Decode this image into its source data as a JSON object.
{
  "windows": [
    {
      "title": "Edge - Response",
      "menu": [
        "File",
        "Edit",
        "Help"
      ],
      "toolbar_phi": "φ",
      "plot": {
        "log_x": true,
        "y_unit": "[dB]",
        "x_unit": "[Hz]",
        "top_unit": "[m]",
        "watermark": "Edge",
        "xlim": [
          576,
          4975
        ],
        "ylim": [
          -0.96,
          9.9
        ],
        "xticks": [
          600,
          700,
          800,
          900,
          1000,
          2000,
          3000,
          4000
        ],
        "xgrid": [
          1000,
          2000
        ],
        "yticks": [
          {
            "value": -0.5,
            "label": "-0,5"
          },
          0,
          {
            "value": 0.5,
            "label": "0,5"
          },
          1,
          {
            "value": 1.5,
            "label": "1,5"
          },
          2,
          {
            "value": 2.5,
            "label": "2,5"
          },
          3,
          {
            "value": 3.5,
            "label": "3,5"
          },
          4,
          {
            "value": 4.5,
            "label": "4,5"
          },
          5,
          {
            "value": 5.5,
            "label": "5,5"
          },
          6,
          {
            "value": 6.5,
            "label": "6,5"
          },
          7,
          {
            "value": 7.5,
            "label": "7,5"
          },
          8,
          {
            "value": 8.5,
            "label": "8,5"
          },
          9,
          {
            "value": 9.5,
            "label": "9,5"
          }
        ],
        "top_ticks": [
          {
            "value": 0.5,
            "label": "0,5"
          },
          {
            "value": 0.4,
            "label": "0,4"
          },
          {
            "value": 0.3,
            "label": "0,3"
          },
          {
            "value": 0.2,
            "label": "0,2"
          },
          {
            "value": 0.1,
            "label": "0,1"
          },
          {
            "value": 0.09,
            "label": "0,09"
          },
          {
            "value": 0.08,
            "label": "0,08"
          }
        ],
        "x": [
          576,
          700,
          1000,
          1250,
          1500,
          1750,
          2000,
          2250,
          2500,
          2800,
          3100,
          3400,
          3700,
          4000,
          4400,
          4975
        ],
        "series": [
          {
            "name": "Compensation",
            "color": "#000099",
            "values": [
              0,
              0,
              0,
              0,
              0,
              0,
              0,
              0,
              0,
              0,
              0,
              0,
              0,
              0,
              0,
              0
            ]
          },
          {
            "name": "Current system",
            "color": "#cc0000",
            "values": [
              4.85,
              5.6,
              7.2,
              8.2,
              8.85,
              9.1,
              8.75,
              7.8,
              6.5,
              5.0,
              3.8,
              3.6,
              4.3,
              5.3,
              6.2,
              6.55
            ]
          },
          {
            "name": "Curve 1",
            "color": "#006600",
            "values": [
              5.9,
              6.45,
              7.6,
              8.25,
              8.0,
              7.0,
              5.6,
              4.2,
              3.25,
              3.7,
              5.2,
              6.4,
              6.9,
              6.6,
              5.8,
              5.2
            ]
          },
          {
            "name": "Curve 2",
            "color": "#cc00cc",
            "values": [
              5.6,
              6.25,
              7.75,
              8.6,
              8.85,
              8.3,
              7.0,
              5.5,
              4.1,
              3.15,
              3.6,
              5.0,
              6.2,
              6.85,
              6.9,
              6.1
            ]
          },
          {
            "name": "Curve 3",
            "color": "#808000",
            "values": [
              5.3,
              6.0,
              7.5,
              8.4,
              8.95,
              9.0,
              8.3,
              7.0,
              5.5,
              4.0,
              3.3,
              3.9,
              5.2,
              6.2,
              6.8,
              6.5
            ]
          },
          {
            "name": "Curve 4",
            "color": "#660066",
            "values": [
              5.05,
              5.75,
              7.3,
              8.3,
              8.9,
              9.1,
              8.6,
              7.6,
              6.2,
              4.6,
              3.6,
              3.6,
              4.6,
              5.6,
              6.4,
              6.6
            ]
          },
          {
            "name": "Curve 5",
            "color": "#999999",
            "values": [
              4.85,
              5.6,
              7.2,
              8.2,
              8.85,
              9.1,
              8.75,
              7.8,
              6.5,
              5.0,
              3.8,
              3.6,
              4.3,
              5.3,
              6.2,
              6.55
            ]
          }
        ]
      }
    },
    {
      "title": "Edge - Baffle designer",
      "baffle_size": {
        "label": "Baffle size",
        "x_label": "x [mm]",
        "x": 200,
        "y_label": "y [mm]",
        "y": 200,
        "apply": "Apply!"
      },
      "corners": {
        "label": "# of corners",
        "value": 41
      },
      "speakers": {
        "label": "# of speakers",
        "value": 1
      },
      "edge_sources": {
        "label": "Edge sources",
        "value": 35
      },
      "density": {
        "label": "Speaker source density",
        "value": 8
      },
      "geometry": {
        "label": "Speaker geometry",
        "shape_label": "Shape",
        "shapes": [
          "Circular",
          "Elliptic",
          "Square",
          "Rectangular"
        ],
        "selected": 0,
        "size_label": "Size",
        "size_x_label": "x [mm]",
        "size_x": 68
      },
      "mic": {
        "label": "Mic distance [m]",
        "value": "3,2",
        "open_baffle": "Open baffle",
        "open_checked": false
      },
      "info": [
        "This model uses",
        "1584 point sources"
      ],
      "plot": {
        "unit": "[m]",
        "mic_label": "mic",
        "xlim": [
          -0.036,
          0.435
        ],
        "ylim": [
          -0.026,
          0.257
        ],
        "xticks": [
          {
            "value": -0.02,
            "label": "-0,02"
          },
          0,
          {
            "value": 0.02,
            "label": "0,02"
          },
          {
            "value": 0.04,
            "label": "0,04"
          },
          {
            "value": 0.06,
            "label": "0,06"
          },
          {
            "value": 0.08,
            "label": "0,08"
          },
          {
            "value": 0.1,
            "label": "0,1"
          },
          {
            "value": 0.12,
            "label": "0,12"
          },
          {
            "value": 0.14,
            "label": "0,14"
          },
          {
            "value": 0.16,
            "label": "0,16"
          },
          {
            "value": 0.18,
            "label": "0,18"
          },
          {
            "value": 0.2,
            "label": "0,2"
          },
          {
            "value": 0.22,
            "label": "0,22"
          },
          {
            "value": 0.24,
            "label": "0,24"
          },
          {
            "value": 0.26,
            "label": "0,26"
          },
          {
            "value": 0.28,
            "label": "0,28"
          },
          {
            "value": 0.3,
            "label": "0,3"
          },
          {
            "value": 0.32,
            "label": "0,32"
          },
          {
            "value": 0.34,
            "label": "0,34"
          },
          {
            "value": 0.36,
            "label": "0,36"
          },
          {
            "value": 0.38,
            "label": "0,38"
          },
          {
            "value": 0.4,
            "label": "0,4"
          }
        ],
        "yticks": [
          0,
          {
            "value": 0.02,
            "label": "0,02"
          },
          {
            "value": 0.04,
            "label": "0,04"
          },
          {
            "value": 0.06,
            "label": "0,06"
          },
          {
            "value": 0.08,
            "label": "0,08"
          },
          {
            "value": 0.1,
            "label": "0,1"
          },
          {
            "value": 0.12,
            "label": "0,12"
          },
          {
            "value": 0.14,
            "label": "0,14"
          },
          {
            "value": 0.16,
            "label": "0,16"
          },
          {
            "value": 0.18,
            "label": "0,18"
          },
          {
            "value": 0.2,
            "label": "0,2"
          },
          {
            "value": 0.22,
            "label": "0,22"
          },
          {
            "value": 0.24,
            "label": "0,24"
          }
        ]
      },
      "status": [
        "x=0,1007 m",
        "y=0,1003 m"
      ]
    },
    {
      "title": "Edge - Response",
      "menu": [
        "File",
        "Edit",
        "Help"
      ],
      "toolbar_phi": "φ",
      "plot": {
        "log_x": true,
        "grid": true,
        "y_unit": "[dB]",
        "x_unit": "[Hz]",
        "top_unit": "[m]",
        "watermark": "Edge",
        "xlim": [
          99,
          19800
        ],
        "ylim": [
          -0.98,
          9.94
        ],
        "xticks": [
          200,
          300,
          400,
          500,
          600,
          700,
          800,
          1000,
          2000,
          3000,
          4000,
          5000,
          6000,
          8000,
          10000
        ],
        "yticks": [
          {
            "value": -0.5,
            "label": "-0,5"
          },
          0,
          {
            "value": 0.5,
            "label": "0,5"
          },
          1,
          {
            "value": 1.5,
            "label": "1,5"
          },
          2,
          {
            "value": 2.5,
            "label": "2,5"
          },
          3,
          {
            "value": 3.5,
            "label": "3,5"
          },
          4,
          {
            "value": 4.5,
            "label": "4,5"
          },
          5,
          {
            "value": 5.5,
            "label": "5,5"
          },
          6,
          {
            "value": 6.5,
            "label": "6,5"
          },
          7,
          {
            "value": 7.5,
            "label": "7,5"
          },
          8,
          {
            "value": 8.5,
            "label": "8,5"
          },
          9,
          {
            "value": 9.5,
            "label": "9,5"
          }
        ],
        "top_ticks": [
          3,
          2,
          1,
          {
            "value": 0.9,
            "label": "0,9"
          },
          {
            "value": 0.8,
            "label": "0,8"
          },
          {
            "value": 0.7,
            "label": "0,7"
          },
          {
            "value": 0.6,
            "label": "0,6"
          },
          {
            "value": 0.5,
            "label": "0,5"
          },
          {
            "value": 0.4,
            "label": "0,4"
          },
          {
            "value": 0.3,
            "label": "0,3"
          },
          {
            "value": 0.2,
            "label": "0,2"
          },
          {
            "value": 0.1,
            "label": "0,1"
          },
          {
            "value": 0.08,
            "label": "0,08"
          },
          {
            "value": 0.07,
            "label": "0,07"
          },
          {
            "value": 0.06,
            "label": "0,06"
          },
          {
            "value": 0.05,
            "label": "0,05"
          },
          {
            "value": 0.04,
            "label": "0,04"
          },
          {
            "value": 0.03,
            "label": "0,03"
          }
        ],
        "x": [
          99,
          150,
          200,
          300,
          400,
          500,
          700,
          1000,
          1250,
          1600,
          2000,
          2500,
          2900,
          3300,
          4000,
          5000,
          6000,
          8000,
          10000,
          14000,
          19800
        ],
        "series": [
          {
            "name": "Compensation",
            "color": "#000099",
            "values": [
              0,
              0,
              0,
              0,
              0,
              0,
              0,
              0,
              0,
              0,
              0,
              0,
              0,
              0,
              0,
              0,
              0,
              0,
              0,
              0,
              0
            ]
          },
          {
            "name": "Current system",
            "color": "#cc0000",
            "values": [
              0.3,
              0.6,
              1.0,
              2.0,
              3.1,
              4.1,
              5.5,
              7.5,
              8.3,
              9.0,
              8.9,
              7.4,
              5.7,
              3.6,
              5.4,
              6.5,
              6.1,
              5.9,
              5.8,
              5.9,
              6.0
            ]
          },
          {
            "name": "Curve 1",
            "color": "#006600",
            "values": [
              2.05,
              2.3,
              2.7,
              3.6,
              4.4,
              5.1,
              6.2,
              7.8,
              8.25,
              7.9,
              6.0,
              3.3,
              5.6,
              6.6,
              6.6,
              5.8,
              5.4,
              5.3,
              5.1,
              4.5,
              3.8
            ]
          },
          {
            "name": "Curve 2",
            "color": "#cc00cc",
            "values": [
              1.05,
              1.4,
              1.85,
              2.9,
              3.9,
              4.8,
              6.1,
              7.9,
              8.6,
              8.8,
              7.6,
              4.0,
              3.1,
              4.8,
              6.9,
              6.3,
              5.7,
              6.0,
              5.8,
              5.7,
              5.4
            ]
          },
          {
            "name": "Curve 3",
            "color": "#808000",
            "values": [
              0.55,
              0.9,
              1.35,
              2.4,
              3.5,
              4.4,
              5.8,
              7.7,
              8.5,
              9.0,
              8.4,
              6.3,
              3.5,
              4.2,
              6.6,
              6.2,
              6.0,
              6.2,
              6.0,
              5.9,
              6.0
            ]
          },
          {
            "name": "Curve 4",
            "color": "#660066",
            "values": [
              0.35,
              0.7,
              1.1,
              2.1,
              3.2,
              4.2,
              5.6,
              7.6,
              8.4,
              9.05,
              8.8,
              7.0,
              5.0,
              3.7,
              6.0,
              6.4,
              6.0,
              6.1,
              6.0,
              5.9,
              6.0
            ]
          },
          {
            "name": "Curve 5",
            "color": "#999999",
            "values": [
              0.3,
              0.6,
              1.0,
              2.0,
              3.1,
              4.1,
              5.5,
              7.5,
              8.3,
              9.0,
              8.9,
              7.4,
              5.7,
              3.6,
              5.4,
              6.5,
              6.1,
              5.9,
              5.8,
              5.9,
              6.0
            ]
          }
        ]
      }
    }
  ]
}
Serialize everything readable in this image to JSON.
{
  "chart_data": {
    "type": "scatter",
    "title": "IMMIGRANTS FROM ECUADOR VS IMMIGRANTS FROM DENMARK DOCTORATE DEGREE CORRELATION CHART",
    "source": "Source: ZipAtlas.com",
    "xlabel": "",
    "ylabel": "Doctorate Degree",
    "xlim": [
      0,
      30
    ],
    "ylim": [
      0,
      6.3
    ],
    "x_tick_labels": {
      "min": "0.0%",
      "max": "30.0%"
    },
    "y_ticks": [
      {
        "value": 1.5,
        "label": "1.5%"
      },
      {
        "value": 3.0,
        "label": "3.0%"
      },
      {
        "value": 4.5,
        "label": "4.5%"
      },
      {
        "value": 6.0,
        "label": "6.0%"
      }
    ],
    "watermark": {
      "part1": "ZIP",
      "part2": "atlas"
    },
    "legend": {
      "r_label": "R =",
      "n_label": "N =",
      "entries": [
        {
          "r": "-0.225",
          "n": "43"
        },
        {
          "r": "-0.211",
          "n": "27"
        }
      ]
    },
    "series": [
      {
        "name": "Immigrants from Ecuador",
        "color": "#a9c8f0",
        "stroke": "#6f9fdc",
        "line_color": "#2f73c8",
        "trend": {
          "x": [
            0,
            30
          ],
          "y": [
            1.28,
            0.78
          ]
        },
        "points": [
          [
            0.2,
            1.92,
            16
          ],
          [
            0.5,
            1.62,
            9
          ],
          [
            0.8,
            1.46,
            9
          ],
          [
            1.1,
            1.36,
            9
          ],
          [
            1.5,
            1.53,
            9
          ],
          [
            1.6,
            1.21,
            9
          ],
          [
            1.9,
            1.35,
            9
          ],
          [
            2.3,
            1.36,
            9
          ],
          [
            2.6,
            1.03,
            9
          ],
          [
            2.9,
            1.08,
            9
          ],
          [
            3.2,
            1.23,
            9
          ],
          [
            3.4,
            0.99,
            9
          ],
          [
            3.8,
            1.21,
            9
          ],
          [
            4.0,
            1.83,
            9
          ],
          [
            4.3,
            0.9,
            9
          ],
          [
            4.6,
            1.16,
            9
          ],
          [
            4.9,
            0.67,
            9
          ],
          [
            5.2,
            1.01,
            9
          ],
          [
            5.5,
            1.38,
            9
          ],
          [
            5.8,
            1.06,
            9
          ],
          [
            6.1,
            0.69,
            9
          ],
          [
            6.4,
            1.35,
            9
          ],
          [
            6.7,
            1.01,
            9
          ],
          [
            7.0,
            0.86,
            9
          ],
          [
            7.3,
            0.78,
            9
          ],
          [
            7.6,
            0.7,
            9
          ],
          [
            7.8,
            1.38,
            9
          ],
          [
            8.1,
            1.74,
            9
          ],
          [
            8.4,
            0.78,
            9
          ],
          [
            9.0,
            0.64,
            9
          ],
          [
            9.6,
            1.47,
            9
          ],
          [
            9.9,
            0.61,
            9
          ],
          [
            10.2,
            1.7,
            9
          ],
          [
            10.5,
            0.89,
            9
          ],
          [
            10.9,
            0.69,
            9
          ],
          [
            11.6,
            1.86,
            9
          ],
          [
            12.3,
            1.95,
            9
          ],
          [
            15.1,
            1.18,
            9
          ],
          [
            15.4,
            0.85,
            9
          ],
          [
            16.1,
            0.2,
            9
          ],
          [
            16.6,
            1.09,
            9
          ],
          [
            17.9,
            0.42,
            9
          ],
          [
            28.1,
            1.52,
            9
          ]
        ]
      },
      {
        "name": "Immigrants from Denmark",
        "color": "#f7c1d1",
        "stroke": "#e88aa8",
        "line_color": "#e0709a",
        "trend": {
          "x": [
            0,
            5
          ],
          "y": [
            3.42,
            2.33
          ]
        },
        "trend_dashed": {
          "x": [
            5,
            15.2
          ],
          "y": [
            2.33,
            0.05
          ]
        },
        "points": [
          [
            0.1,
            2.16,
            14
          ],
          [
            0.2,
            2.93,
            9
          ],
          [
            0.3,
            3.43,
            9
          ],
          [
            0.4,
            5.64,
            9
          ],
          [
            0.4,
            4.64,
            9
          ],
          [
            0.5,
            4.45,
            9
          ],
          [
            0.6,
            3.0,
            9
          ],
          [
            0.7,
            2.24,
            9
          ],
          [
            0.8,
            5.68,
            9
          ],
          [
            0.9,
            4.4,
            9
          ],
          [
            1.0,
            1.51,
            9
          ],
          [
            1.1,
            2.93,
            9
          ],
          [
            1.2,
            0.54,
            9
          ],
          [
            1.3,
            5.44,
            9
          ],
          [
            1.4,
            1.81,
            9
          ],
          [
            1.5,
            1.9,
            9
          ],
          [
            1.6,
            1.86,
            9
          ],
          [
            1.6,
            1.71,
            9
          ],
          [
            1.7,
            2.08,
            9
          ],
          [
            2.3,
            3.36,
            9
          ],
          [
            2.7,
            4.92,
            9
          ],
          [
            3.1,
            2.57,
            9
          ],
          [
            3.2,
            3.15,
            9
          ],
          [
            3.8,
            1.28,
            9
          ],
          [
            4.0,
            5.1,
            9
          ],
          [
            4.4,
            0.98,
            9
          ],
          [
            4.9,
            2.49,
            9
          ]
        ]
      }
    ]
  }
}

» Exercise details
Look through the material and copy each line that has "JSON".

» Final result
Decode this image into its source data as a JSON object.
Serialize everything readable in this image to JSON.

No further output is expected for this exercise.